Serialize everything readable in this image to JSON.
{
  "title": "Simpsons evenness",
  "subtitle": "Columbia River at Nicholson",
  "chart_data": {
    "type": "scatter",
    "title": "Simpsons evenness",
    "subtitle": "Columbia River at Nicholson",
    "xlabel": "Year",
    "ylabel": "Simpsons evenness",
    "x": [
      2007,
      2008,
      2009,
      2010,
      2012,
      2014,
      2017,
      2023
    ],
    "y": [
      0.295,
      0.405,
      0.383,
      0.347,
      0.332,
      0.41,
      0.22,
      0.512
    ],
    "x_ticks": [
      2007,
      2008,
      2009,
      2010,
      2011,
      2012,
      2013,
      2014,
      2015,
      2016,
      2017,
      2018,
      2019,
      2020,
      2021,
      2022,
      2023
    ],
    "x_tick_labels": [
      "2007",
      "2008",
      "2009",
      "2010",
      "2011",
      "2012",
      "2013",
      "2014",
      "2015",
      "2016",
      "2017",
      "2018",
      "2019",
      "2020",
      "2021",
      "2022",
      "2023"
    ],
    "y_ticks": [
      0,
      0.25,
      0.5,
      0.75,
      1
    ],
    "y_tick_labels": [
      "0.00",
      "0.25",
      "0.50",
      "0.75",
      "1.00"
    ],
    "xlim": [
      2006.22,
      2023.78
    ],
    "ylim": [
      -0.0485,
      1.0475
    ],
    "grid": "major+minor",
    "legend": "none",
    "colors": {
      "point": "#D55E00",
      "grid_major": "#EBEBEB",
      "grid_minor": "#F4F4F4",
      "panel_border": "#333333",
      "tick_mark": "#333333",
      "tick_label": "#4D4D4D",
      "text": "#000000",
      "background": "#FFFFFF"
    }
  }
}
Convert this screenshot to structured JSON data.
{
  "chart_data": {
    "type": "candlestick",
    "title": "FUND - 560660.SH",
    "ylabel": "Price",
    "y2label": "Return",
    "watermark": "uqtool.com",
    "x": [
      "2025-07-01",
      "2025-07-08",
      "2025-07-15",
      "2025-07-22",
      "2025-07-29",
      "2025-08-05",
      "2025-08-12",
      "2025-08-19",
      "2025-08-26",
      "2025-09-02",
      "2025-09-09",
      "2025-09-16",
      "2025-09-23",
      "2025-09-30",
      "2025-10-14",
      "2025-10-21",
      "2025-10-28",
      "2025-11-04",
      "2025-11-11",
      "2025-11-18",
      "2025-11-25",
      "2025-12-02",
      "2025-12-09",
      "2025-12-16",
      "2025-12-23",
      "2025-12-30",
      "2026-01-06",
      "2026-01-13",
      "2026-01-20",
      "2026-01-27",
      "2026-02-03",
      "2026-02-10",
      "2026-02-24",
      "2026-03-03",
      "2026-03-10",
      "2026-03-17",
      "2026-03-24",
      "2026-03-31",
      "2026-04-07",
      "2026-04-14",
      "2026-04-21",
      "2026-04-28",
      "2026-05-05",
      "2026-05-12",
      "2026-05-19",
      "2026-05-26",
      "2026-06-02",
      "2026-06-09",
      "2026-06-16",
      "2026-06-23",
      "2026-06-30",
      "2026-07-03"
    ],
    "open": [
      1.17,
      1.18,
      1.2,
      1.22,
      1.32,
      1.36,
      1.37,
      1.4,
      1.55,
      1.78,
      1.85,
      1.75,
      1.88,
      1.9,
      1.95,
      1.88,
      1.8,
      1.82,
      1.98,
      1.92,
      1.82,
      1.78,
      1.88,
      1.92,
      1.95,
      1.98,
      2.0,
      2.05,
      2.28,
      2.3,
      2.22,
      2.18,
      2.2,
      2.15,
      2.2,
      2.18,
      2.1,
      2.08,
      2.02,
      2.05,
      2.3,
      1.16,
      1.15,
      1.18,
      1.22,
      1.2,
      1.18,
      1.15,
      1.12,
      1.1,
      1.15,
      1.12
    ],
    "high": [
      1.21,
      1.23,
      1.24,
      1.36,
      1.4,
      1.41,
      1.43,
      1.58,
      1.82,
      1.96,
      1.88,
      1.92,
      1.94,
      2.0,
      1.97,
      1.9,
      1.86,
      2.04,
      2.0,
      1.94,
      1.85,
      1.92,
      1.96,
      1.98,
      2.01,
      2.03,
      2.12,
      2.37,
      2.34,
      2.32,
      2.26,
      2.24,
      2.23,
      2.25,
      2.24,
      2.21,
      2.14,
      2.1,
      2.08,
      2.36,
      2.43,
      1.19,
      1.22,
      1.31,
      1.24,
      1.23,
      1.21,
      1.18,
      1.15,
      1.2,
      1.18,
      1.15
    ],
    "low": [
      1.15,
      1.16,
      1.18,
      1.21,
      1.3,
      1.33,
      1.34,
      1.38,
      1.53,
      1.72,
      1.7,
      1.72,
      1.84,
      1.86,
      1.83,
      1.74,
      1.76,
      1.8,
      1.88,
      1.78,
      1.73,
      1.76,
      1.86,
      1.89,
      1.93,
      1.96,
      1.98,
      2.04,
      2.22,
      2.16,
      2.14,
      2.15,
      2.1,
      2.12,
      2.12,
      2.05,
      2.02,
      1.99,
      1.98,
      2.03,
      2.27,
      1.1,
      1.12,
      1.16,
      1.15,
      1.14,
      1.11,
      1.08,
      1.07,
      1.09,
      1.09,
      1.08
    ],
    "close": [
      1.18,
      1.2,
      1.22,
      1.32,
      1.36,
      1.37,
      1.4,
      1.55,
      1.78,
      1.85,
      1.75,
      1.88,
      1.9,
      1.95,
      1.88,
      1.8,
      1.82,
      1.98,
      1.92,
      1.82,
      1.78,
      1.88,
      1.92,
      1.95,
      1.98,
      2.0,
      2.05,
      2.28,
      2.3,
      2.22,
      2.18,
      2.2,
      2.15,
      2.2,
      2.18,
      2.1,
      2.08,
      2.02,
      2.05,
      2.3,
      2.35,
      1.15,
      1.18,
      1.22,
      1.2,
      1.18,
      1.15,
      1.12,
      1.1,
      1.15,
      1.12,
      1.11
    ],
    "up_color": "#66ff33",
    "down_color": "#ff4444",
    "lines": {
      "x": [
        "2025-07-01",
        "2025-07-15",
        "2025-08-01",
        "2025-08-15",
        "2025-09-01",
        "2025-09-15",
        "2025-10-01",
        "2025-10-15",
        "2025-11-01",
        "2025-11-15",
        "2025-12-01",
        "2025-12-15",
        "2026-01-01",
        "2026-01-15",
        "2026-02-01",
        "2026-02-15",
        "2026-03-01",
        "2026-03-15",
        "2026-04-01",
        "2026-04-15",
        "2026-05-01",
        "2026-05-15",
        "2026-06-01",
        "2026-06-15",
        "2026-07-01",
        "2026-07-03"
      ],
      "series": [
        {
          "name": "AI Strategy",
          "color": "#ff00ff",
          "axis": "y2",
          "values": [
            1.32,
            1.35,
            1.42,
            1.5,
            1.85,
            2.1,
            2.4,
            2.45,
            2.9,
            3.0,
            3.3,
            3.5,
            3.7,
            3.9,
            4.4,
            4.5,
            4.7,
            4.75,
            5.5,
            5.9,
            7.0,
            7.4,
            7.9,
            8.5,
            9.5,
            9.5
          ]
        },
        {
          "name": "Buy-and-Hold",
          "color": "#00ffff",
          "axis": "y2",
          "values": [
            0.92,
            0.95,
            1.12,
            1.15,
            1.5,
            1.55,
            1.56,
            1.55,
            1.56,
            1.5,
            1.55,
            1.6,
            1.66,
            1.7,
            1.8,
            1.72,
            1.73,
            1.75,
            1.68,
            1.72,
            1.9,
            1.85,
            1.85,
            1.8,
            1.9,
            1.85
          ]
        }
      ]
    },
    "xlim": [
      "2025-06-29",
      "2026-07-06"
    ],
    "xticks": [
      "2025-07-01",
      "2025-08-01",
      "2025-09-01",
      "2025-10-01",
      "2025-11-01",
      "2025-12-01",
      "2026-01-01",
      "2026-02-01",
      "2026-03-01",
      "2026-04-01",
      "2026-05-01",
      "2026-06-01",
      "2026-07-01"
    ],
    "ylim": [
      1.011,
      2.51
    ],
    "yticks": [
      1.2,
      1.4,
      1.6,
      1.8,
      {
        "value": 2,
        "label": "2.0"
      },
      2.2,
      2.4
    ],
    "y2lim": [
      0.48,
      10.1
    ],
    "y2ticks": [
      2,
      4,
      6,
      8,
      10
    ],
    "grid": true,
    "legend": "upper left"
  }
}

▬▬▬▬▬▬▬▬▬▬

Give the number of lines in the entries that hold the word "Nicholson", and nothing else.

▶ **Task solution**
2